### [COMPITO ASSEGNATO 1]
Ricopia tali e quali le voci, dalla prima riga fino alla riga che contiene "asking-price-cell: $600,000-$699,999 <box>38", entrambe comprese.

------ TESTO DI PARTENZA ------

Il regime forfettario, regime fiscale agevolato che garantisce diverse agevolazioni a coloro che lo adottano, è rivolto alle persone fisiche che svolgono un’attività, un’arte o una professione in forma individuale e tra questi, agli avvocati liberi professionisti che non detengono partecipazioni anche in studi professionali associati. Come noto, detto regime permette una tassazione piatta (c.d. Flat Tax) entro certi limiti di volumi di fatturato (65 mila euro sino al 2022 e 85 mila euro dal 2023).

Al termine di ciascun anno, ogni aderente ha quindi il compito di esaminare la propria situazione fiscale per comprendere se sussista effettivamente la possibilità di continuare ad applicare questo regime agevolato anche per l’anno seguente. L’analisi è doverosa in quanto ogni anno potrebbero manifestarsi circostanze tali da precludere la sua applicazione (superamento soglia di legge o cause ostative alla permanenza).

Passare da un regime forfettario ad uno ordinario è quindi una scelta possibile per convenienza oppure per obbligo imposto dalla legge; l’uscita per obbligo è semplicemente dettata dal venire meno dei requisiti necessari, come il sostanziale aumento di fatturato annuo.

------ VOCI DA USARE ------

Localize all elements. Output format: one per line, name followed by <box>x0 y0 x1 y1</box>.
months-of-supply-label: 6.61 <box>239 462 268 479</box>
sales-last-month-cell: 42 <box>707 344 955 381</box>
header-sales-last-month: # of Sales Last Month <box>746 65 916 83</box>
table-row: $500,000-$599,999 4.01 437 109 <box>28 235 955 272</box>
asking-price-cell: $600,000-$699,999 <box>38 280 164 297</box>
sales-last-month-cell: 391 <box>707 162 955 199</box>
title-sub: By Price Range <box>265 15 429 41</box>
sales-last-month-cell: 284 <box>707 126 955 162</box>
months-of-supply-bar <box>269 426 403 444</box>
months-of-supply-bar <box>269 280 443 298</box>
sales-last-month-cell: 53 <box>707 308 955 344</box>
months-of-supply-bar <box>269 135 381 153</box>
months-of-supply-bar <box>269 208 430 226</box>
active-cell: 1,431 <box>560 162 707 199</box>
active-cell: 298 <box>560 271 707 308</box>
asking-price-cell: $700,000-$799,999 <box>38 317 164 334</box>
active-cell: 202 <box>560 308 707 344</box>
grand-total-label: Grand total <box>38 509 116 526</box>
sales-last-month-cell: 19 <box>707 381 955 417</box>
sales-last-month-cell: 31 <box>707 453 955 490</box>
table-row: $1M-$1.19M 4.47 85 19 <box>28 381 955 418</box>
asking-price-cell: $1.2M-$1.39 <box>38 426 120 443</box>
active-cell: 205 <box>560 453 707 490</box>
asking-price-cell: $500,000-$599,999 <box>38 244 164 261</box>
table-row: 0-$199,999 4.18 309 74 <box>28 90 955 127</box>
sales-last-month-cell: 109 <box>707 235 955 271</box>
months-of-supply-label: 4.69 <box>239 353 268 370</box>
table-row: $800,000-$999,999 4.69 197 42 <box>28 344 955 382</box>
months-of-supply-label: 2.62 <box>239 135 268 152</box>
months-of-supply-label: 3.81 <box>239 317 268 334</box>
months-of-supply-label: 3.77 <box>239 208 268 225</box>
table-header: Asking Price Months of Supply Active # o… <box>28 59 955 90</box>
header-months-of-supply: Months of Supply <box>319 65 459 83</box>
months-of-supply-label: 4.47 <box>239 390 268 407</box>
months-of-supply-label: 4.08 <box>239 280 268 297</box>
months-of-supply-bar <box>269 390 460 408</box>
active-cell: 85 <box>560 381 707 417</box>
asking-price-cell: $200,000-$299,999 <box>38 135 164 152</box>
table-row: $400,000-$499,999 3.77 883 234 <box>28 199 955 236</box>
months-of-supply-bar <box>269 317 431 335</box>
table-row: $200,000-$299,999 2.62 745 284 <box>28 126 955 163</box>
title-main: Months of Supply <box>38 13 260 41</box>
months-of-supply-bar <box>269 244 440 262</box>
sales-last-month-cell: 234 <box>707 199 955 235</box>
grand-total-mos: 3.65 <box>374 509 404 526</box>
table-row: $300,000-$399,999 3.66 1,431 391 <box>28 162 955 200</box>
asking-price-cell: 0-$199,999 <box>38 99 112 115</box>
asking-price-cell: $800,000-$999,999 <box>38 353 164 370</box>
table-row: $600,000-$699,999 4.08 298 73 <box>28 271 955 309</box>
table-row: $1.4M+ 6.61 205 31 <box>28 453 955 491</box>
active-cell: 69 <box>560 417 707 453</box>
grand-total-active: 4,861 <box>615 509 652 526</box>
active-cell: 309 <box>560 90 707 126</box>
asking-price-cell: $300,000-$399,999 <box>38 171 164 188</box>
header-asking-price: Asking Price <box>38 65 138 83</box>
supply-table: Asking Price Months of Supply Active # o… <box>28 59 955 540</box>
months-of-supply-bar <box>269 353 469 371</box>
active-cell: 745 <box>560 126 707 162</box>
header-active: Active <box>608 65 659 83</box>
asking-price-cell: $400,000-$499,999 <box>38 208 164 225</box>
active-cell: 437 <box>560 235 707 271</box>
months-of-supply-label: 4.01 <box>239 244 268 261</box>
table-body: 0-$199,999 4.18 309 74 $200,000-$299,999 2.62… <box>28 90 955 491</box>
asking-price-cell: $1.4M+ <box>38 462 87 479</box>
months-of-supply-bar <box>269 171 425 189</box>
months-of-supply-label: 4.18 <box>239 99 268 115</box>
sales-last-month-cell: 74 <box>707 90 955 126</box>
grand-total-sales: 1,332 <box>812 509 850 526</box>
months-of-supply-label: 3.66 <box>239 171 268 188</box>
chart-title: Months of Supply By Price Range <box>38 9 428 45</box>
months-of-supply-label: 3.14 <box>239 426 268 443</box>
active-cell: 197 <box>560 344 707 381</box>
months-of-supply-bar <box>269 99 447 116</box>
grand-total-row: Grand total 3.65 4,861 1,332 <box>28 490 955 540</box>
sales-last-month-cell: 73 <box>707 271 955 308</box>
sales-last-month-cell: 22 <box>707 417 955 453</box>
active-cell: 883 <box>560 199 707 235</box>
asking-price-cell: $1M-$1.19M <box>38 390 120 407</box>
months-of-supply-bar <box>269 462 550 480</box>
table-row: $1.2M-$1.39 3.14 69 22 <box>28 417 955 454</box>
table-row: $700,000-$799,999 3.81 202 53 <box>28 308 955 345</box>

------

### [COMPITO ASSEGNATO 2]
Prosegui il testo sul regime forfettario a partire dal punto in cui si ferma.

### [RISPOSTA 1]
Localize all elements. Output format: one per line, name followed by <box>x0 y0 x1 y1</box>.
months-of-supply-label: 6.61 <box>239 462 268 479</box>
sales-last-month-cell: 42 <box>707 344 955 381</box>
header-sales-last-month: # of Sales Last Month <box>746 65 916 83</box>
table-row: $500,000-$599,999 4.01 437 109 <box>28 235 955 272</box>
asking-price-cell: $600,000-$699,999 <box>38 280 164 297</box>

### [RISPOSTA 2]
Il passaggio dal regime forfettario a quello ordinario dovrà rispettare regole già note ed ampiamente approfondite da documenti di prassi dell’Agenzia delle Entrate emanati in passato come, per esempio, la Circolare n. 10/E/2016 con cui sono state fornite indicazioni sulle modalità di applicazione del predetto regime di vantaggio (forfettario) e la Circolare n. 9/E/2019 che, al contrario, riporta le cause ostative che comportano l’esclusione dallo stesso.

Nel caso di uscita dal regime forfettario, il contribuente dovrà gestire l'eventuale IVA emergente dalla prima liquidazione trimestrale o mensile successiva (alla fuoriuscita dal regime), senza attendere la presentazione della dichiarazione annuale.

Inoltre occorre una attenta valutazione circa il trattamento dei ricavi e compensi che hanno concorso alla determinazione del reddito nel regime forfettario; talune operazioni non assumono infatti rilevanza nella determinazione del reddito degli anni successivi, anche se di competenza mentre, al contrario, i ricavi e compensi che non hanno concorso alla determinazione del reddito imponibile, assumono rilevanza nei periodi d’imposta successivi, nel corso dei quali si verificano i presupposti previsti dal regime forfettario.

Con il passaggio da un regime all’altro, infine, all’inizio del periodo di imposta seguente cambia la modalità di fatturazione.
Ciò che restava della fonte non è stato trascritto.